**The exercise**
How many lines of the material below contain the string "населения"? Answer with the number and nothing else.

**Listing**
----------------

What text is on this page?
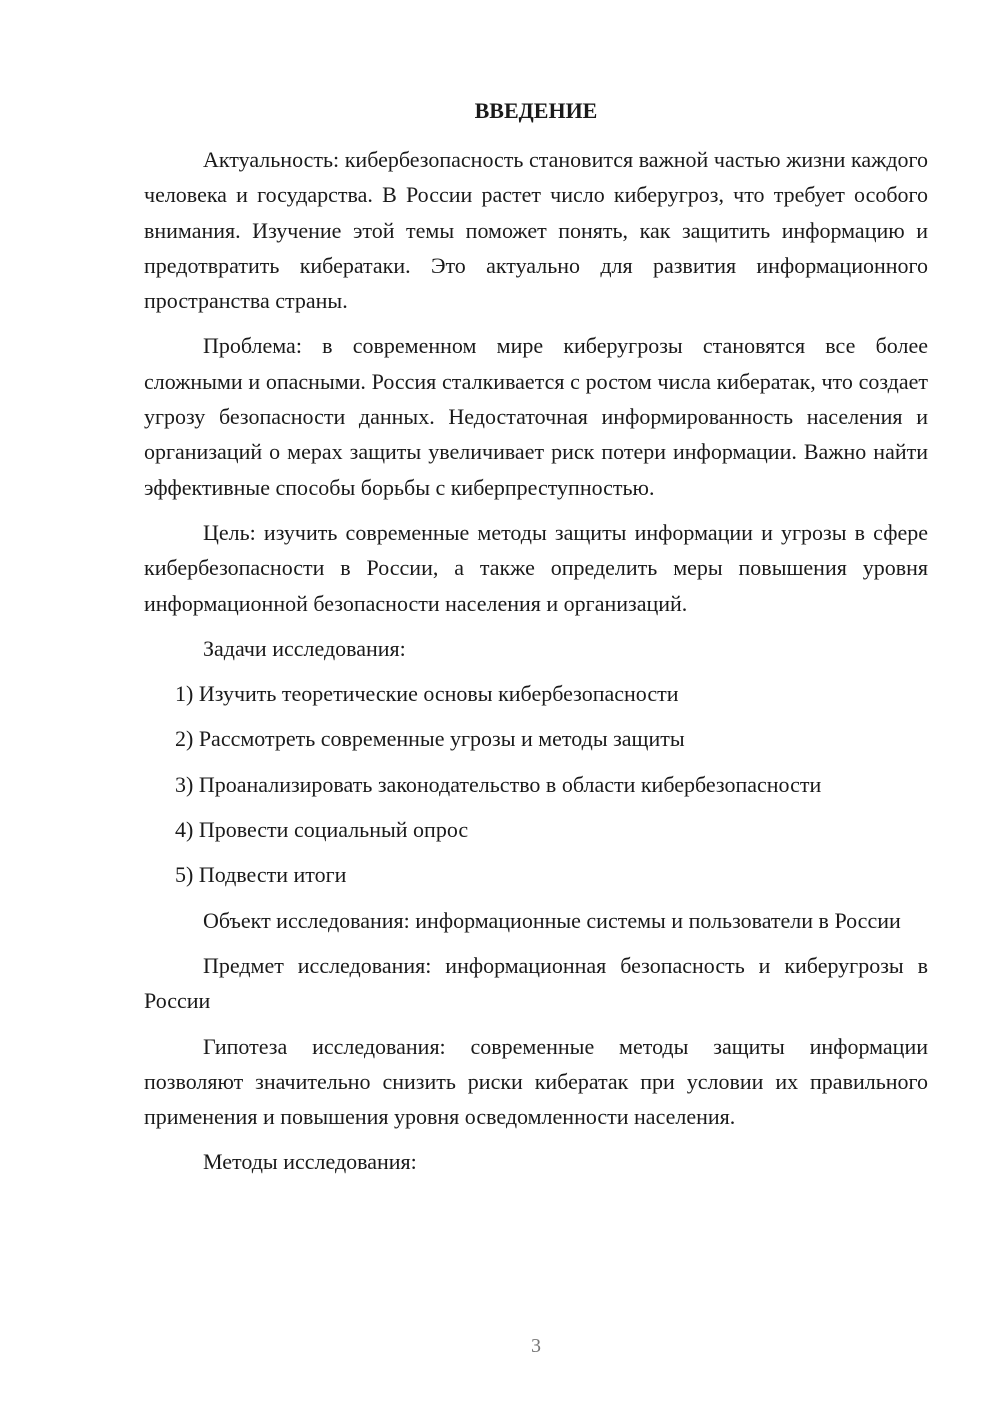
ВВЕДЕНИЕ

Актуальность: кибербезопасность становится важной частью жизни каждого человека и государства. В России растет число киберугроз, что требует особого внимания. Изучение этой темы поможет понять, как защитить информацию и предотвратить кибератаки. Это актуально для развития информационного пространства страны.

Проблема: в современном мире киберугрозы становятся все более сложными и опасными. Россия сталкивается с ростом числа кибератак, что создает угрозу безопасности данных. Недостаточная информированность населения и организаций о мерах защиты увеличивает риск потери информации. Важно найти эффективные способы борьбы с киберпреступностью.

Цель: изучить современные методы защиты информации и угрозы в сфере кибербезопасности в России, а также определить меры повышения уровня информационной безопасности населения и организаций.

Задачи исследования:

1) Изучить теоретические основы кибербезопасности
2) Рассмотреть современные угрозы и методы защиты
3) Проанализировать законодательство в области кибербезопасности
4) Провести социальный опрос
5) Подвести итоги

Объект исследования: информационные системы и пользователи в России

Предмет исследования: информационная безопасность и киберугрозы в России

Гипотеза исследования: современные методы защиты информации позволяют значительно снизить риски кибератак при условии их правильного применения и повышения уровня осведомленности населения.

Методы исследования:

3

----------------

**The solution**
3